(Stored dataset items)

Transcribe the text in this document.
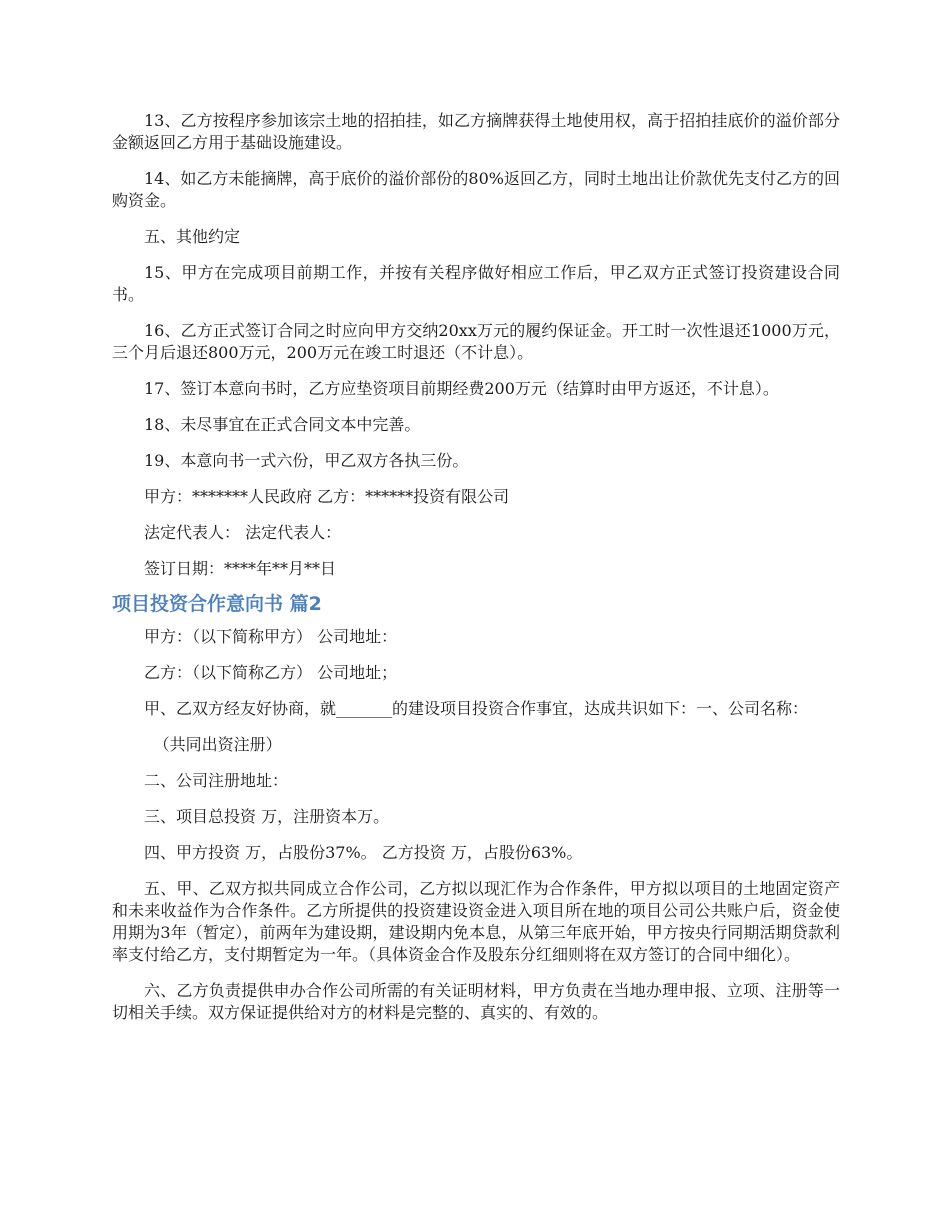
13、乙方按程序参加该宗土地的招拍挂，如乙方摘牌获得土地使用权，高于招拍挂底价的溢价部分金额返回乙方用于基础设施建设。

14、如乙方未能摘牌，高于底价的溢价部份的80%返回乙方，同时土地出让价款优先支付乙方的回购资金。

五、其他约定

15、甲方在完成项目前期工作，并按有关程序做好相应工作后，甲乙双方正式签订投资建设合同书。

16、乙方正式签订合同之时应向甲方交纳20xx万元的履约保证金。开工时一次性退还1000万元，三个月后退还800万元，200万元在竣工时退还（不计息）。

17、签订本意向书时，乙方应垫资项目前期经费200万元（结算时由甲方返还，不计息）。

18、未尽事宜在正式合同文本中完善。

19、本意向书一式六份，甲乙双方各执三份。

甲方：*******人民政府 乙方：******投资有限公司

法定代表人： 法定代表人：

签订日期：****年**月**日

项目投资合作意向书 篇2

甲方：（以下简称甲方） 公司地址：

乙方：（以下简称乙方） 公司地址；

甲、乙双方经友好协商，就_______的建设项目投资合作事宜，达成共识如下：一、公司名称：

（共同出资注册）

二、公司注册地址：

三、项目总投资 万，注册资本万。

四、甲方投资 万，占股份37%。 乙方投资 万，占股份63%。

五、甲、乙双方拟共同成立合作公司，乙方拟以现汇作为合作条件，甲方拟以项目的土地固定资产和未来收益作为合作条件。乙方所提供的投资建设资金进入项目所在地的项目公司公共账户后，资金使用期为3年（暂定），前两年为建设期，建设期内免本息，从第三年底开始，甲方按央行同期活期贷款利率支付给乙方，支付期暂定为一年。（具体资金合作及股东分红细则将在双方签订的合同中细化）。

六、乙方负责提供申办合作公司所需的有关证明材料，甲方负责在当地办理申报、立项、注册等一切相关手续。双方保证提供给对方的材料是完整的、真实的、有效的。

_GOAL_. All of the lines above should be retyped precisely, apart from the pictures.

_TASK OUTPUT_.
Transcribe the text in this document.
13、乙方按程序参加该宗土地的招拍挂，如乙方摘牌获得土地使用权，高于招拍挂底价的溢价部分金额返回乙方用于基础设施建设。

14、如乙方未能摘牌，高于底价的溢价部份的80%返回乙方，同时土地出让价款优先支付乙方的回购资金。

五、其他约定

15、甲方在完成项目前期工作，并按有关程序做好相应工作后，甲乙双方正式签订投资建设合同书。

16、乙方正式签订合同之时应向甲方交纳20xx万元的履约保证金。开工时一次性退还1000万元，三个月后退还800万元，200万元在竣工时退还（不计息）。

17、签订本意向书时，乙方应垫资项目前期经费200万元（结算时由甲方返还，不计息）。

18、未尽事宜在正式合同文本中完善。

19、本意向书一式六份，甲乙双方各执三份。

甲方：*******人民政府 乙方：******投资有限公司

法定代表人： 法定代表人：

签订日期：****年**月**日

项目投资合作意向书 篇2

甲方：（以下简称甲方） 公司地址：

乙方：（以下简称乙方） 公司地址；

甲、乙双方经友好协商，就_______的建设项目投资合作事宜，达成共识如下：一、公司名称：

（共同出资注册）

二、公司注册地址：

三、项目总投资 万，注册资本万。

四、甲方投资 万，占股份37%。 乙方投资 万，占股份63%。

五、甲、乙双方拟共同成立合作公司，乙方拟以现汇作为合作条件，甲方拟以项目的土地固定资产和未来收益作为合作条件。乙方所提供的投资建设资金进入项目所在地的项目公司公共账户后，资金使用期为3年（暂定），前两年为建设期，建设期内免本息，从第三年底开始，甲方按央行同期活期贷款利率支付给乙方，支付期暂定为一年。（具体资金合作及股东分红细则将在双方签订的合同中细化）。

六、乙方负责提供申办合作公司所需的有关证明材料，甲方负责在当地办理申报、立项、注册等一切相关手续。双方保证提供给对方的材料是完整的、真实的、有效的。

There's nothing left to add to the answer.